━━━ Material provided
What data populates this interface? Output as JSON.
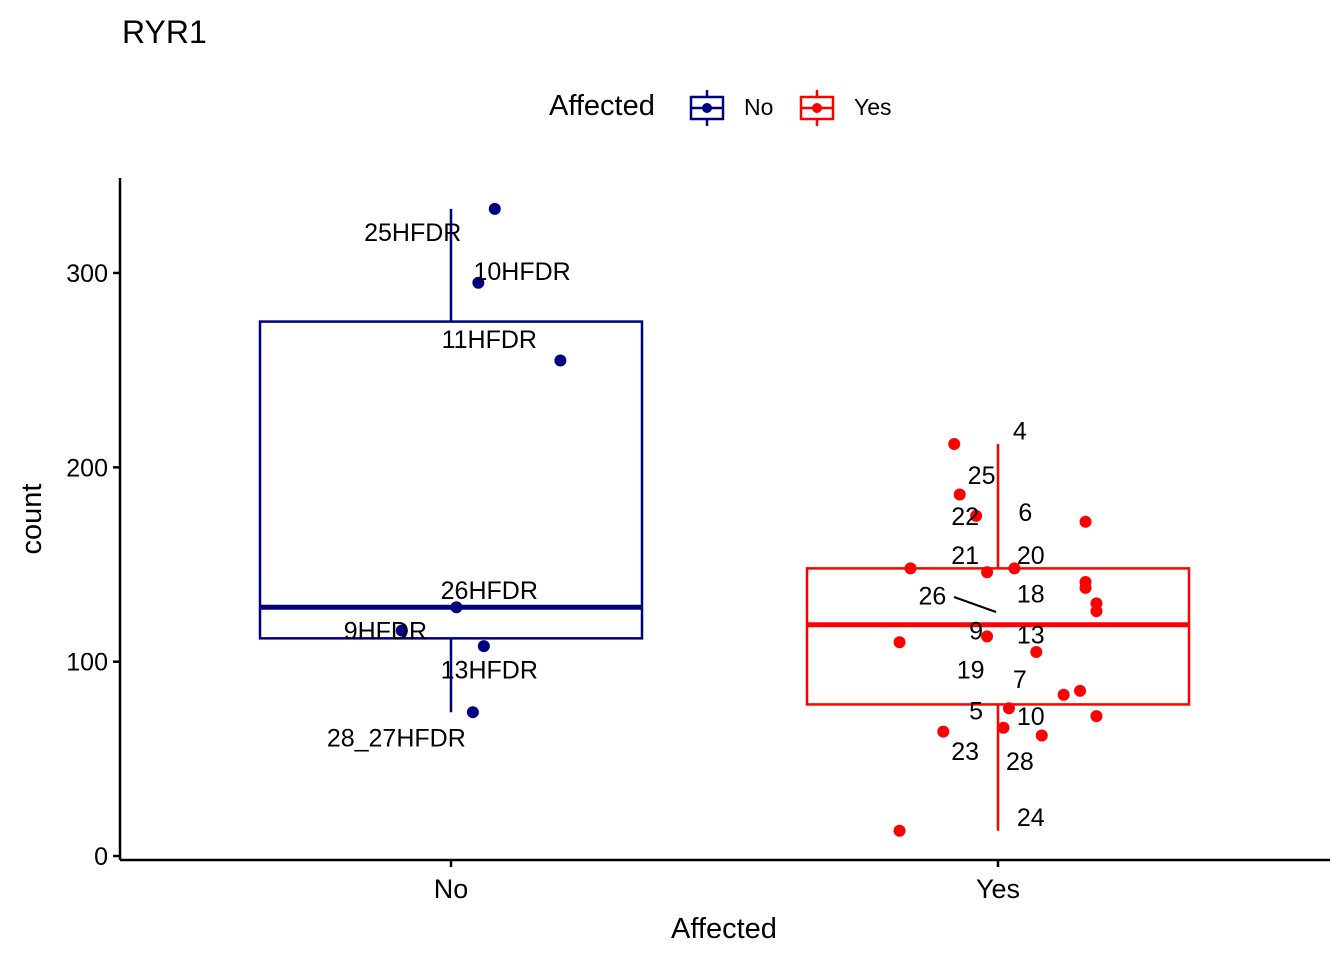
{
  "title": "RYR1",
  "legend": {
    "title": "Affected",
    "items": [
      {
        "label": "No",
        "color": "#000080"
      },
      {
        "label": "Yes",
        "color": "#ff0000"
      }
    ]
  },
  "chart_data": {
    "type": "box",
    "title": "RYR1",
    "xlabel": "Affected",
    "ylabel": "count",
    "categories": [
      "No",
      "Yes"
    ],
    "ylim": [
      0,
      350
    ],
    "yticks": [
      0,
      100,
      200,
      300
    ],
    "grid": false,
    "legend_position": "top",
    "series": [
      {
        "name": "No",
        "color": "#000080",
        "box": {
          "whisker_low": 74,
          "q1": 112,
          "median": 128,
          "q3": 275,
          "whisker_high": 333
        },
        "points": [
          {
            "x": 0.08,
            "y": 333,
            "label": "25HFDR",
            "lx": -0.07,
            "ly": 321
          },
          {
            "x": 0.05,
            "y": 295,
            "label": "10HFDR",
            "lx": 0.13,
            "ly": 301
          },
          {
            "x": 0.2,
            "y": 255,
            "label": "11HFDR",
            "lx": 0.07,
            "ly": 266
          },
          {
            "x": 0.01,
            "y": 128,
            "label": "26HFDR",
            "lx": 0.07,
            "ly": 137
          },
          {
            "x": -0.09,
            "y": 116,
            "label": "9HFDR",
            "lx": -0.12,
            "ly": 116
          },
          {
            "x": 0.06,
            "y": 108,
            "label": "13HFDR",
            "lx": 0.07,
            "ly": 96
          },
          {
            "x": 0.04,
            "y": 74,
            "label": "28_27HFDR",
            "lx": -0.1,
            "ly": 61
          }
        ]
      },
      {
        "name": "Yes",
        "color": "#ff0000",
        "box": {
          "whisker_low": 13,
          "q1": 78,
          "median": 119,
          "q3": 148,
          "whisker_high": 212
        },
        "points": [
          {
            "x": -0.08,
            "y": 212,
            "label": "4",
            "lx": 0.04,
            "ly": 219
          },
          {
            "x": -0.07,
            "y": 186,
            "label": "25",
            "lx": -0.03,
            "ly": 196
          },
          {
            "x": -0.04,
            "y": 175,
            "label": "22",
            "lx": -0.06,
            "ly": 175
          },
          {
            "x": 0.16,
            "y": 172,
            "label": "6",
            "lx": 0.05,
            "ly": 177
          },
          {
            "x": -0.16,
            "y": 148,
            "label": "21",
            "lx": -0.06,
            "ly": 155
          },
          {
            "x": 0.03,
            "y": 148,
            "label": "20",
            "lx": 0.06,
            "ly": 155
          },
          {
            "x": -0.02,
            "y": 146,
            "label": "18",
            "lx": 0.06,
            "ly": 135
          },
          {
            "x": 0.16,
            "y": 141,
            "label": "26",
            "lx": -0.12,
            "ly": 134
          },
          {
            "x": 0.16,
            "y": 138,
            "label": "9",
            "lx": -0.04,
            "ly": 116
          },
          {
            "x": 0.18,
            "y": 130,
            "label": "13",
            "lx": 0.06,
            "ly": 114
          },
          {
            "x": 0.18,
            "y": 126,
            "label": "19",
            "lx": -0.05,
            "ly": 96
          },
          {
            "x": -0.18,
            "y": 110,
            "label": "7",
            "lx": 0.04,
            "ly": 91
          },
          {
            "x": -0.02,
            "y": 113,
            "label": "5",
            "lx": -0.04,
            "ly": 75
          },
          {
            "x": 0.07,
            "y": 105,
            "label": "10",
            "lx": 0.06,
            "ly": 72
          },
          {
            "x": 0.15,
            "y": 85,
            "label": "23",
            "lx": -0.06,
            "ly": 54
          },
          {
            "x": 0.12,
            "y": 83,
            "label": "28",
            "lx": 0.04,
            "ly": 49
          },
          {
            "x": 0.18,
            "y": 72,
            "label": "24",
            "lx": 0.06,
            "ly": 20
          },
          {
            "x": 0.02,
            "y": 76,
            "label": "",
            "lx": 0,
            "ly": 0
          },
          {
            "x": -0.1,
            "y": 64,
            "label": "",
            "lx": 0,
            "ly": 0
          },
          {
            "x": 0.01,
            "y": 66,
            "label": "",
            "lx": 0,
            "ly": 0
          },
          {
            "x": 0.08,
            "y": 62,
            "label": "",
            "lx": 0,
            "ly": 0
          },
          {
            "x": -0.18,
            "y": 13,
            "label": "",
            "lx": 0,
            "ly": 0
          }
        ]
      }
    ]
  }
}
━━━━━━
Transcribe all of the records above character for character. Exclude the pictures.

Final result
What data populates this interface? Output as JSON.
{
  "title": "RYR1",
  "legend": {
    "title": "Affected",
    "items": [
      {
        "label": "No",
        "color": "#000080"
      },
      {
        "label": "Yes",
        "color": "#ff0000"
      }
    ]
  },
  "chart_data": {
    "type": "box",
    "title": "RYR1",
    "xlabel": "Affected",
    "ylabel": "count",
    "categories": [
      "No",
      "Yes"
    ],
    "ylim": [
      0,
      350
    ],
    "yticks": [
      0,
      100,
      200,
      300
    ],
    "grid": false,
    "legend_position": "top",
    "series": [
      {
        "name": "No",
        "color": "#000080",
        "box": {
          "whisker_low": 74,
          "q1": 112,
          "median": 128,
          "q3": 275,
          "whisker_high": 333
        },
        "points": [
          {
            "x": 0.08,
            "y": 333,
            "label": "25HFDR",
            "lx": -0.07,
            "ly": 321
          },
          {
            "x": 0.05,
            "y": 295,
            "label": "10HFDR",
            "lx": 0.13,
            "ly": 301
          },
          {
            "x": 0.2,
            "y": 255,
            "label": "11HFDR",
            "lx": 0.07,
            "ly": 266
          },
          {
            "x": 0.01,
            "y": 128,
            "label": "26HFDR",
            "lx": 0.07,
            "ly": 137
          },
          {
            "x": -0.09,
            "y": 116,
            "label": "9HFDR",
            "lx": -0.12,
            "ly": 116
          },
          {
            "x": 0.06,
            "y": 108,
            "label": "13HFDR",
            "lx": 0.07,
            "ly": 96
          },
          {
            "x": 0.04,
            "y": 74,
            "label": "28_27HFDR",
            "lx": -0.1,
            "ly": 61
          }
        ]
      },
      {
        "name": "Yes",
        "color": "#ff0000",
        "box": {
          "whisker_low": 13,
          "q1": 78,
          "median": 119,
          "q3": 148,
          "whisker_high": 212
        },
        "points": [
          {
            "x": -0.08,
            "y": 212,
            "label": "4",
            "lx": 0.04,
            "ly": 219
          },
          {
            "x": -0.07,
            "y": 186,
            "label": "25",
            "lx": -0.03,
            "ly": 196
          },
          {
            "x": -0.04,
            "y": 175,
            "label": "22",
            "lx": -0.06,
            "ly": 175
          },
          {
            "x": 0.16,
            "y": 172,
            "label": "6",
            "lx": 0.05,
            "ly": 177
          },
          {
            "x": -0.16,
            "y": 148,
            "label": "21",
            "lx": -0.06,
            "ly": 155
          },
          {
            "x": 0.03,
            "y": 148,
            "label": "20",
            "lx": 0.06,
            "ly": 155
          },
          {
            "x": -0.02,
            "y": 146,
            "label": "18",
            "lx": 0.06,
            "ly": 135
          },
          {
            "x": 0.16,
            "y": 141,
            "label": "26",
            "lx": -0.12,
            "ly": 134
          },
          {
            "x": 0.16,
            "y": 138,
            "label": "9",
            "lx": -0.04,
            "ly": 116
          },
          {
            "x": 0.18,
            "y": 130,
            "label": "13",
            "lx": 0.06,
            "ly": 114
          },
          {
            "x": 0.18,
            "y": 126,
            "label": "19",
            "lx": -0.05,
            "ly": 96
          },
          {
            "x": -0.18,
            "y": 110,
            "label": "7",
            "lx": 0.04,
            "ly": 91
          },
          {
            "x": -0.02,
            "y": 113,
            "label": "5",
            "lx": -0.04,
            "ly": 75
          },
          {
            "x": 0.07,
            "y": 105,
            "label": "10",
            "lx": 0.06,
            "ly": 72
          },
          {
            "x": 0.15,
            "y": 85,
            "label": "23",
            "lx": -0.06,
            "ly": 54
          },
          {
            "x": 0.12,
            "y": 83,
            "label": "28",
            "lx": 0.04,
            "ly": 49
          },
          {
            "x": 0.18,
            "y": 72,
            "label": "24",
            "lx": 0.06,
            "ly": 20
          },
          {
            "x": 0.02,
            "y": 76,
            "label": "",
            "lx": 0,
            "ly": 0
          },
          {
            "x": -0.1,
            "y": 64,
            "label": "",
            "lx": 0,
            "ly": 0
          },
          {
            "x": 0.01,
            "y": 66,
            "label": "",
            "lx": 0,
            "ly": 0
          },
          {
            "x": 0.08,
            "y": 62,
            "label": "",
            "lx": 0,
            "ly": 0
          },
          {
            "x": -0.18,
            "y": 13,
            "label": "",
            "lx": 0,
            "ly": 0
          }
        ]
      }
    ]
  }
}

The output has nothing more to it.